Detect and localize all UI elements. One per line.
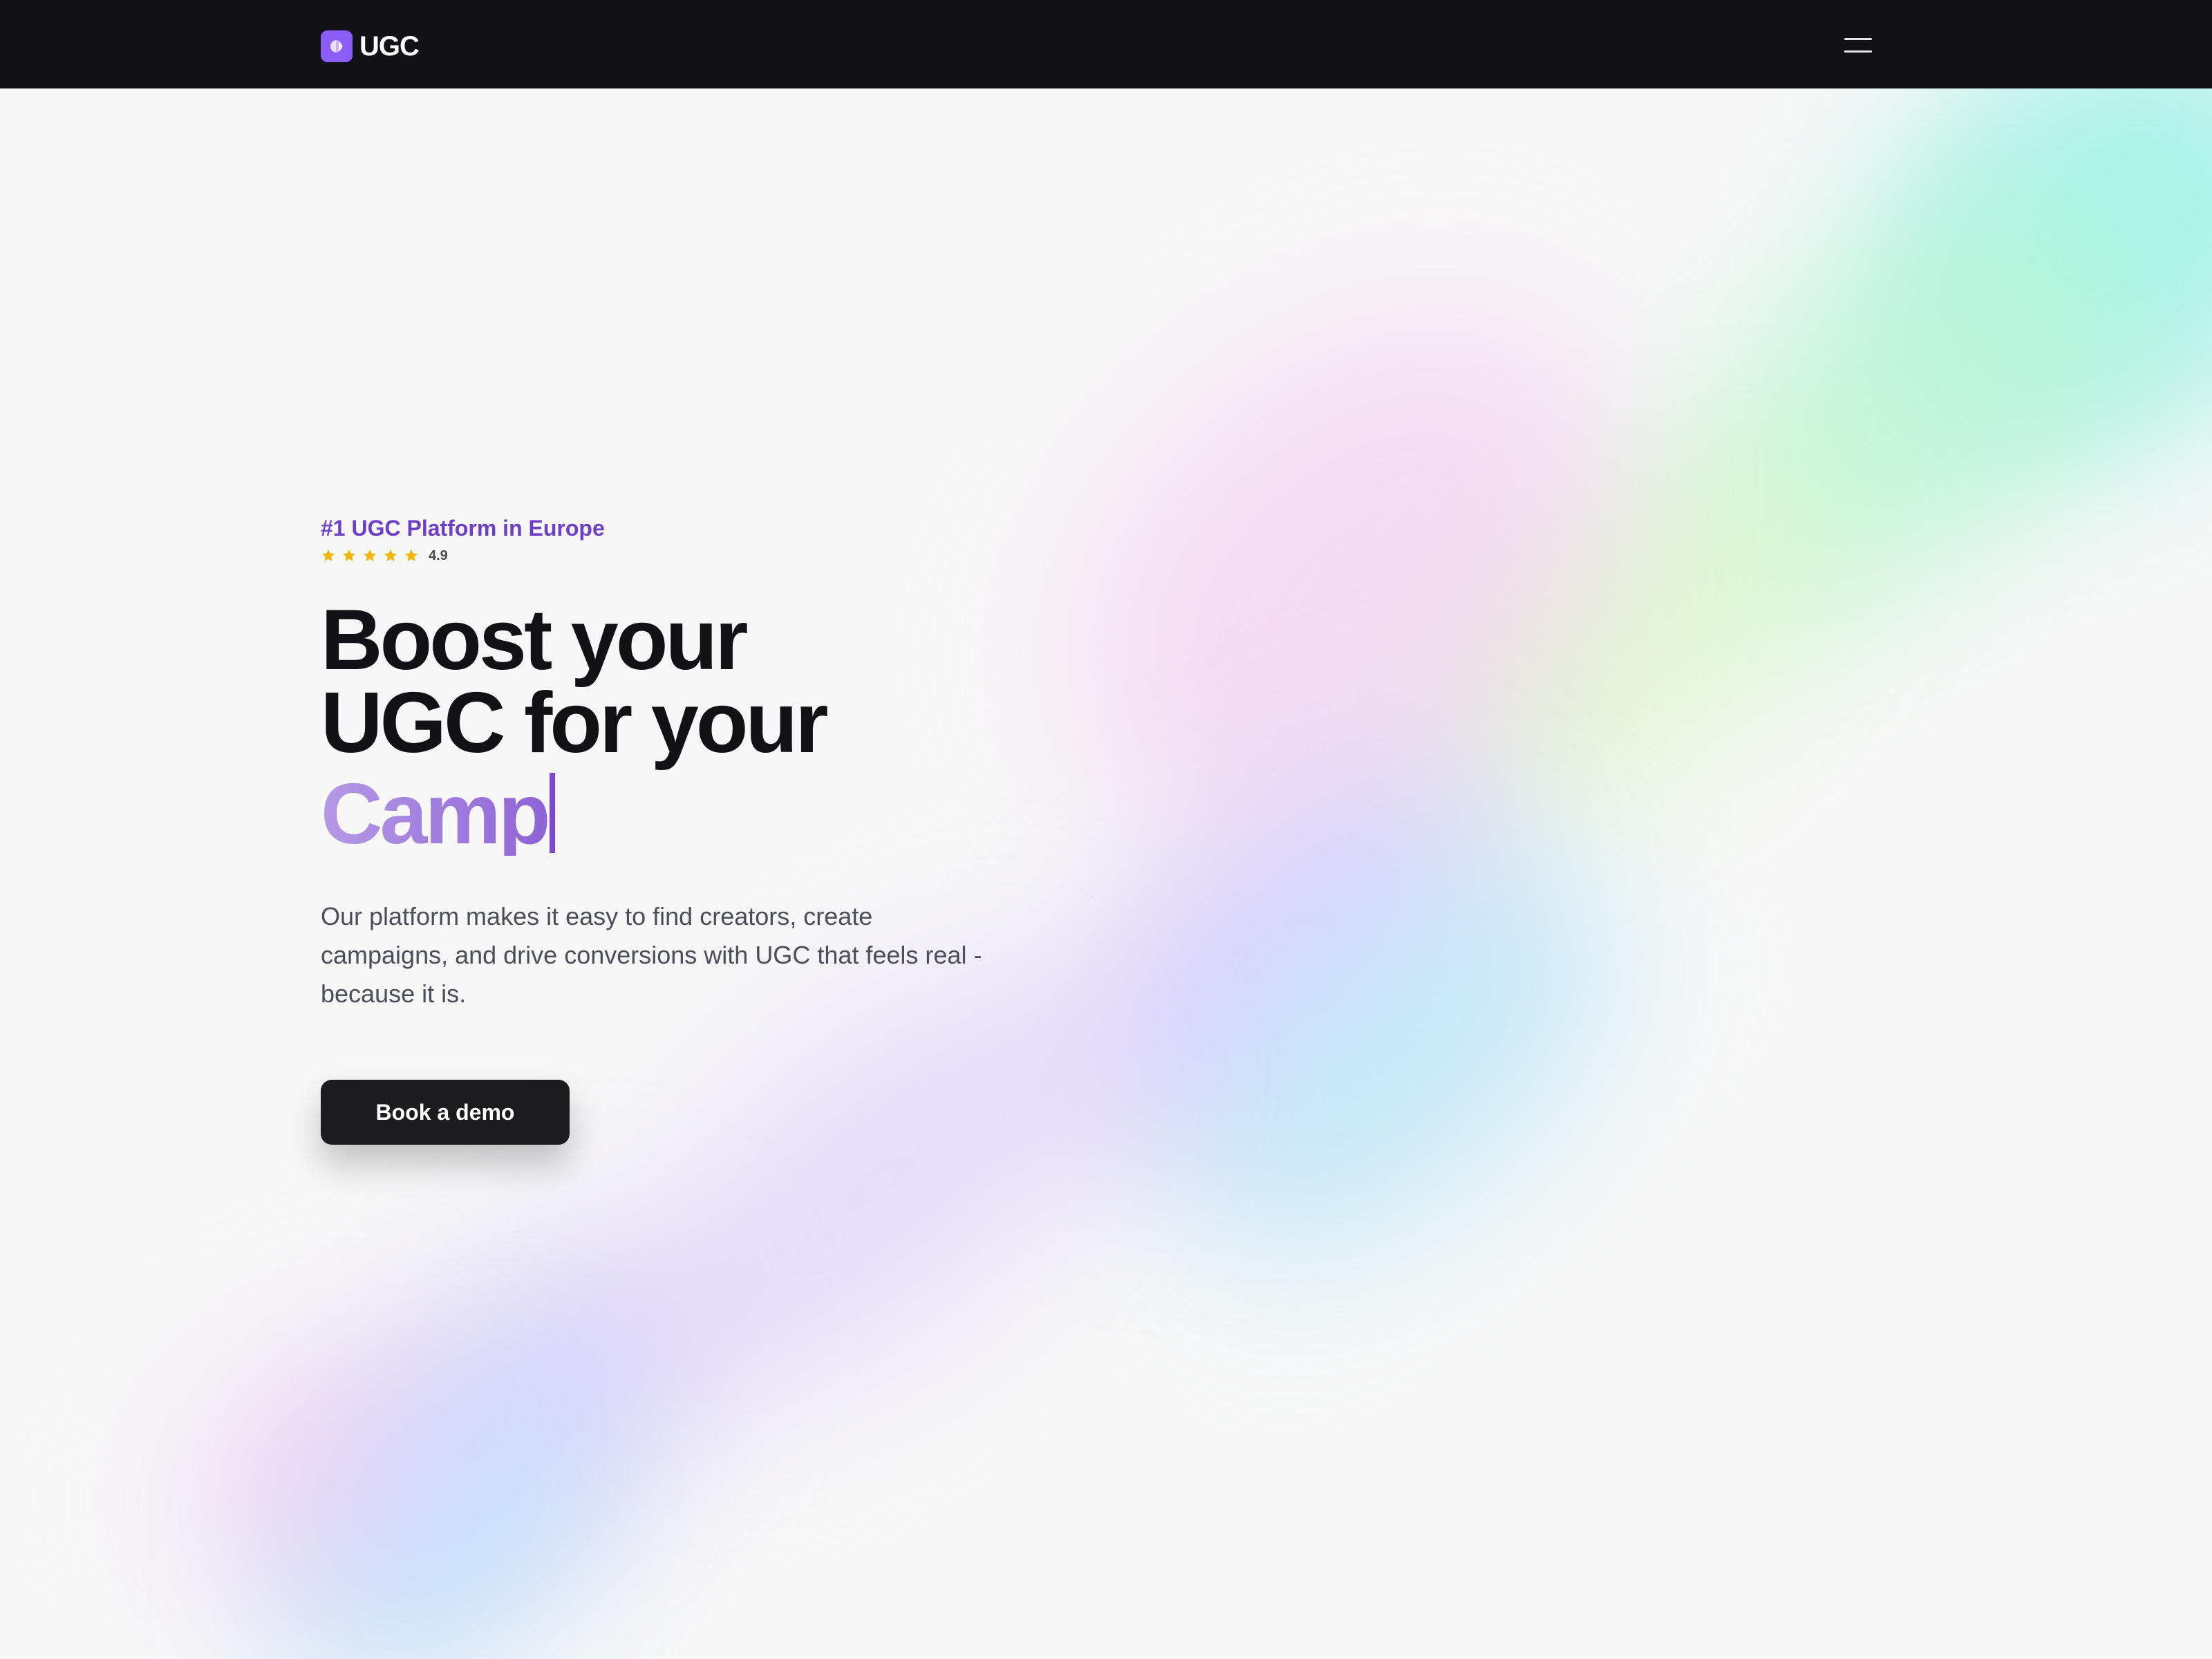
- text-cursor: [549, 773, 555, 853]
- menu-button[interactable]: [1839, 30, 1877, 61]
- headline-line-2: UGC for your: [321, 675, 828, 771]
- gradient-blob-sky: [1101, 777, 1691, 1338]
- hero-section: #1 UGC Platform in Europe 4.9 Boost your…: [321, 512, 1081, 1145]
- gradient-blob-blue: [225, 1342, 646, 1659]
- headline-line-3: Camp: [321, 765, 1081, 862]
- star-icon: [384, 549, 397, 561]
- rating: 4.9: [321, 546, 1081, 565]
- hero-eyebrow: #1 UGC Platform in Europe: [321, 516, 605, 541]
- gradient-blob-rose: [133, 1300, 489, 1645]
- star-icon: [364, 549, 376, 561]
- logo-text: UGC: [359, 30, 420, 62]
- rating-value: 4.9: [429, 547, 448, 563]
- star-icon: [322, 549, 335, 561]
- gradient-blob-mint: [1597, 114, 2212, 702]
- book-demo-button[interactable]: Book a demo: [321, 1080, 570, 1145]
- star-icon: [405, 549, 418, 561]
- gradient-blob-pink: [972, 209, 1724, 938]
- hero-headline: Boost your UGC for your Camp: [321, 592, 1081, 862]
- headline-line-1: Boost your: [321, 592, 748, 688]
- ugc-logo-icon: [321, 30, 353, 62]
- landing-page: UGC #1 UGC Platform in Europe 4.9 Boost …: [0, 0, 2212, 1659]
- headline-typed-word: Camp: [321, 767, 551, 862]
- hero-subtitle: Our platform makes it easy to find creat…: [321, 902, 982, 1008]
- star-icon: [343, 549, 355, 561]
- logo-link[interactable]: UGC: [321, 30, 420, 62]
- gradient-blob-violet: [234, 1174, 775, 1659]
- gradient-blob-lime: [1350, 371, 1913, 901]
- top-navbar: UGC: [0, 0, 2212, 88]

-------------------------

Task requirements
Can you rename "gradient-blob" to "background-blob" in the data, starting with the line with "- text-cursor: [549, 773, 555, 853]" and going on through the line with "- gradient-blob-rose: [133, 1300, 489, 1645]", and give back only those lines with nothing else changed?

Solution for this task
- text-cursor: [549, 773, 555, 853]
- menu-button[interactable]: [1839, 30, 1877, 61]
- headline-line-2: UGC for your: [321, 675, 828, 771]
- background-blob-sky: [1101, 777, 1691, 1338]
- hero-section: #1 UGC Platform in Europe 4.9 Boost your…: [321, 512, 1081, 1145]
- background-blob-blue: [225, 1342, 646, 1659]
- headline-line-3: Camp: [321, 765, 1081, 862]
- star-icon: [384, 549, 397, 561]
- rating: 4.9: [321, 546, 1081, 565]
- hero-eyebrow: #1 UGC Platform in Europe: [321, 516, 605, 541]
- background-blob-rose: [133, 1300, 489, 1645]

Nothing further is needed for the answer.